**Task instructions**
For each line in the data below that holds "Ejecución", return a copy.

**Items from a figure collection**
- - - -
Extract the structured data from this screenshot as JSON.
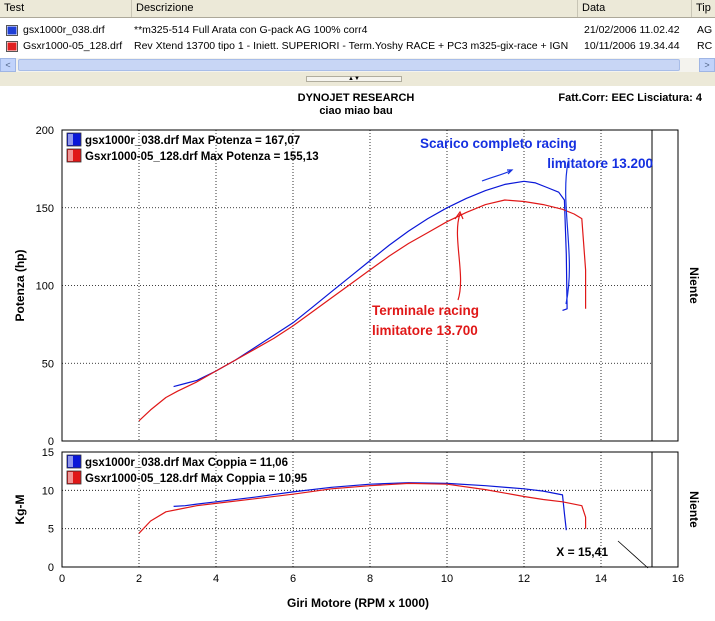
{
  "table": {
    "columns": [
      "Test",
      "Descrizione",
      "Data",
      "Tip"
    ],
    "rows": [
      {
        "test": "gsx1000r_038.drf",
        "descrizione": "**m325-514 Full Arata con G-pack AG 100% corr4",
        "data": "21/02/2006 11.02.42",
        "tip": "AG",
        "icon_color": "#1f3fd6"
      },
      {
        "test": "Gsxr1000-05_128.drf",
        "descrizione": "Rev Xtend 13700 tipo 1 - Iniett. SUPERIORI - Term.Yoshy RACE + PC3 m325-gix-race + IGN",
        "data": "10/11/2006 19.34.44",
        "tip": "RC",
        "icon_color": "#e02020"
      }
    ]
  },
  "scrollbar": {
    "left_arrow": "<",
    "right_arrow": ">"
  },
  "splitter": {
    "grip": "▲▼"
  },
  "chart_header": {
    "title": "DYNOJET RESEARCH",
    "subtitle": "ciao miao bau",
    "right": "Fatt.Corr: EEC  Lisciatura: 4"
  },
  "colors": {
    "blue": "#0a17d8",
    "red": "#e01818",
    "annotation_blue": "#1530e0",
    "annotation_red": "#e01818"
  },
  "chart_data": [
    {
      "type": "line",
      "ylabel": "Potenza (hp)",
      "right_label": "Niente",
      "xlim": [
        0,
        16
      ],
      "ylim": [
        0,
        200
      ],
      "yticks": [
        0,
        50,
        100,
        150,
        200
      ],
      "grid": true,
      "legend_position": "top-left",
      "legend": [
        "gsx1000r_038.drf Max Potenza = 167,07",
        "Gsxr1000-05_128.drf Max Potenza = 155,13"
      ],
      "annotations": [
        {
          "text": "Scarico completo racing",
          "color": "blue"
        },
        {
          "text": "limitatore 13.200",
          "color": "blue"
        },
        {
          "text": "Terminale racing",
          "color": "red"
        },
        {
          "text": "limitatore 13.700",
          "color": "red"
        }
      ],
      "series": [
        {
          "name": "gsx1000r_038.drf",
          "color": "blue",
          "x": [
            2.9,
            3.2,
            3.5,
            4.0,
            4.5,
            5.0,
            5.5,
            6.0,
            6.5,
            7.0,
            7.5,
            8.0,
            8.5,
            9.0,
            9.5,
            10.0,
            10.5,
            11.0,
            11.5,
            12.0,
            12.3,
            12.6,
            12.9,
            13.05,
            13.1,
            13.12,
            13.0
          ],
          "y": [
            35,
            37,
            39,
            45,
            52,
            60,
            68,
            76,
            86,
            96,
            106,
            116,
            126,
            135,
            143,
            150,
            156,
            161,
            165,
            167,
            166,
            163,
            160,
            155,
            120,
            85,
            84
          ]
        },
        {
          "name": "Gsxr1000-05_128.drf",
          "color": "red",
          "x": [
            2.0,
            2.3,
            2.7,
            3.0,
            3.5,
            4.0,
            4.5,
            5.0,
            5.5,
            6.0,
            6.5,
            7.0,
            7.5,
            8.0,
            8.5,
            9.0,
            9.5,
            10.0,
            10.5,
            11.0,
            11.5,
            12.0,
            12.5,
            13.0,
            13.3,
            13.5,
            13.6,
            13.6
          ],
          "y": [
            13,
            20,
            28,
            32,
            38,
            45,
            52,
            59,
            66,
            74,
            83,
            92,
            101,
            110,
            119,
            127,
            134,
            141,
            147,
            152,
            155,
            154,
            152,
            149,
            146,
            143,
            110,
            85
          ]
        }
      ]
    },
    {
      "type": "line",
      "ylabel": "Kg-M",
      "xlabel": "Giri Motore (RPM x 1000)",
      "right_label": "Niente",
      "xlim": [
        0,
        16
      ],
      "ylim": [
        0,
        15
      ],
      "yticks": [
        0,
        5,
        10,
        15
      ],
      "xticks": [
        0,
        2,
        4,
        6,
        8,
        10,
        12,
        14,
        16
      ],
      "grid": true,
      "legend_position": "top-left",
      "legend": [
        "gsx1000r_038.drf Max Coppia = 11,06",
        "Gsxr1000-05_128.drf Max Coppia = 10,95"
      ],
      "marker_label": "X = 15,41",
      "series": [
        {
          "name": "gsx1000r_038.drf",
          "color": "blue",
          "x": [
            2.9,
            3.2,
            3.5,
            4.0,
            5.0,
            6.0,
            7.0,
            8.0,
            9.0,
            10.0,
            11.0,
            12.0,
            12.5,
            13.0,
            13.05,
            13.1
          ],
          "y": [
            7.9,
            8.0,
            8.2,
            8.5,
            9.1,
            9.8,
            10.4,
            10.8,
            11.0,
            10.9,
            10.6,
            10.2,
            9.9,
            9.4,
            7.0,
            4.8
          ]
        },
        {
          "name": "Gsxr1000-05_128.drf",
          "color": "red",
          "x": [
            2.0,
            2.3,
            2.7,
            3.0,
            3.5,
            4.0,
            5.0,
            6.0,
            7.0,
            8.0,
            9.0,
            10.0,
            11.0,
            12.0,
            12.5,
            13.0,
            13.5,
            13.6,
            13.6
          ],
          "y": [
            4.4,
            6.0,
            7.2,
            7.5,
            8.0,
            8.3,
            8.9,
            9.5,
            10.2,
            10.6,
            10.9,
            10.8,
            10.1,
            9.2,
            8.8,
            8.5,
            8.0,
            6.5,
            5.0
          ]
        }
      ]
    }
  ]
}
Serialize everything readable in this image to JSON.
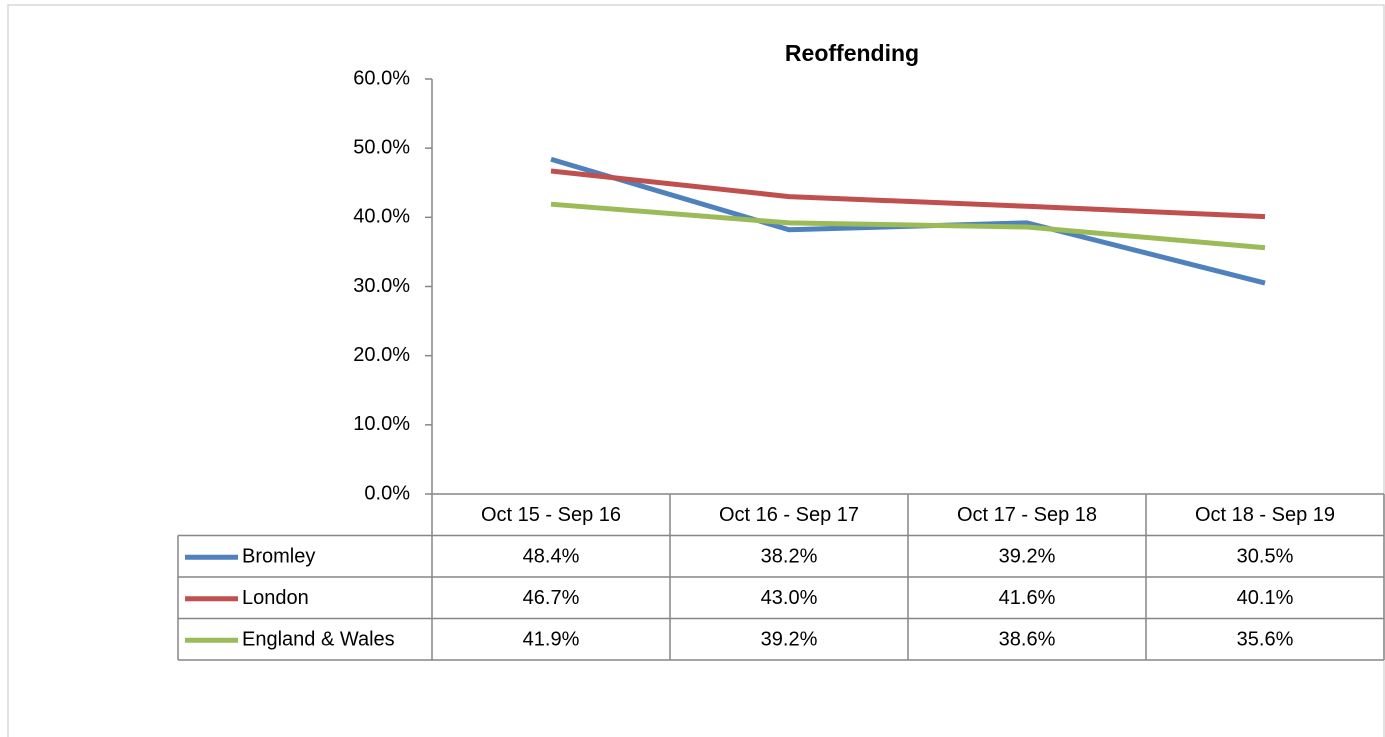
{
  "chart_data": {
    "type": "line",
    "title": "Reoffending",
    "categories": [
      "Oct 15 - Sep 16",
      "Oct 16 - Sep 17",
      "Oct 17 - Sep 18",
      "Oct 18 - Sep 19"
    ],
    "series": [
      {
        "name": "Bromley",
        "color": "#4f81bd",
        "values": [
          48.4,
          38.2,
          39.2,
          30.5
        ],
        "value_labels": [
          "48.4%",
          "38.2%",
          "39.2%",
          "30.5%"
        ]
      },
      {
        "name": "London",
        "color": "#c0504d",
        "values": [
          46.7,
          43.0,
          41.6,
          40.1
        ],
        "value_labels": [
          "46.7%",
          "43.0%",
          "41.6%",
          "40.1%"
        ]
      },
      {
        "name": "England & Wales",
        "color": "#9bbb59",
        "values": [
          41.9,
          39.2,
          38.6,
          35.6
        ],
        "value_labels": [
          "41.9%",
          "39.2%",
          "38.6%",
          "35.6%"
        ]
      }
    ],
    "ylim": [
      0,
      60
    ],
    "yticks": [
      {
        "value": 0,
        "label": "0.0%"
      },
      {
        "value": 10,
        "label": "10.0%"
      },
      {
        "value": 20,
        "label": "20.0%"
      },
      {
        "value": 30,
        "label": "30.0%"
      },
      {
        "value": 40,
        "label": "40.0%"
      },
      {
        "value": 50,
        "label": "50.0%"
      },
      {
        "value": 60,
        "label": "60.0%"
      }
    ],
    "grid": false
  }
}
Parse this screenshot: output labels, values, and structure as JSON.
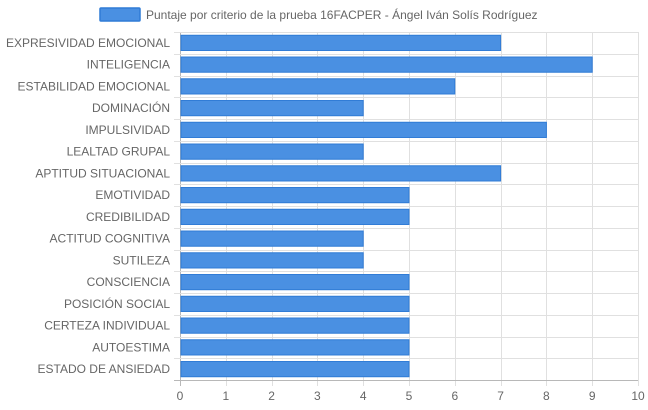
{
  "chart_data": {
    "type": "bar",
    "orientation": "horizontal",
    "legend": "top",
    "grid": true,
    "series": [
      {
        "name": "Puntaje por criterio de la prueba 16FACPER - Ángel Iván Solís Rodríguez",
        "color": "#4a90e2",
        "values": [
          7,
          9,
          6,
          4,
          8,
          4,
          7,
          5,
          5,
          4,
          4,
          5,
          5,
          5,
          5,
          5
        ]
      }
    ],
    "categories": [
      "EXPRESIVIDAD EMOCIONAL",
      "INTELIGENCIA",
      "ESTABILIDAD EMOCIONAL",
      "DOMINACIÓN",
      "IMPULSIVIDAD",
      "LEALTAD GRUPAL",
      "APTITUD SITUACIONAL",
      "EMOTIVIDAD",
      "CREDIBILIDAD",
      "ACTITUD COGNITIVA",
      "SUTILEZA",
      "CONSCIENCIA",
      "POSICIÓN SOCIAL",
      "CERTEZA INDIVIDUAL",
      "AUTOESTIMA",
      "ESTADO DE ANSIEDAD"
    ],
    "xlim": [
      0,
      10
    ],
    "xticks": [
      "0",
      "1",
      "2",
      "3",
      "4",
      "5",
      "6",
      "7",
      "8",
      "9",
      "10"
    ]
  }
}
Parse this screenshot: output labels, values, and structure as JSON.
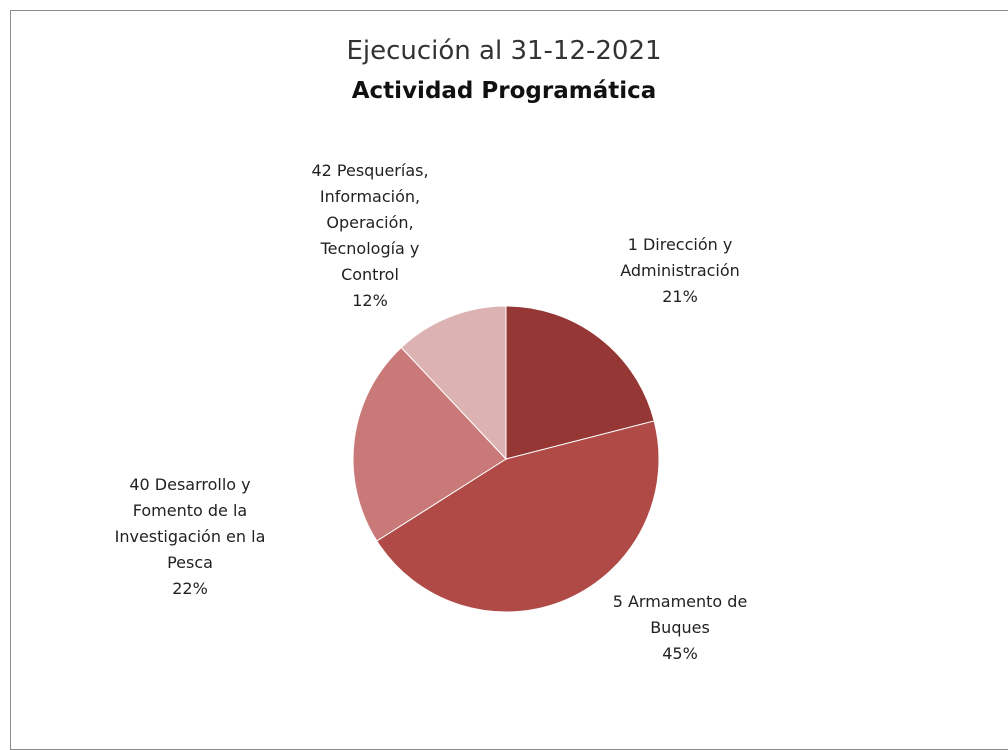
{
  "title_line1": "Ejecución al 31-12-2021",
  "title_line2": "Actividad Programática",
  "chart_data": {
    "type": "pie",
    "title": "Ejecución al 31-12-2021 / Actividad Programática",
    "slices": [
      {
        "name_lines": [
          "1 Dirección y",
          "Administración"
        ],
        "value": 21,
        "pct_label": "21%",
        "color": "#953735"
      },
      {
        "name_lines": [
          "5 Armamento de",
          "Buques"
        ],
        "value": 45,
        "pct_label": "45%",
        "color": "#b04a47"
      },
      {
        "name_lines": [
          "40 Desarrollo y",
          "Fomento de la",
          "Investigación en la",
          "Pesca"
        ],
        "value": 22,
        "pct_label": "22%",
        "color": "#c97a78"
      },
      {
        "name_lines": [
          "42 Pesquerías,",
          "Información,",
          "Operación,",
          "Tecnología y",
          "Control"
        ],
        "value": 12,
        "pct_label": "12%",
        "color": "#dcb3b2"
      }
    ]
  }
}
- - - -
**Full solution**
  "title_line1": "Ejecución al 31-12-2021",
    "title": "Ejecución al 31-12-2021 / Actividad Programática",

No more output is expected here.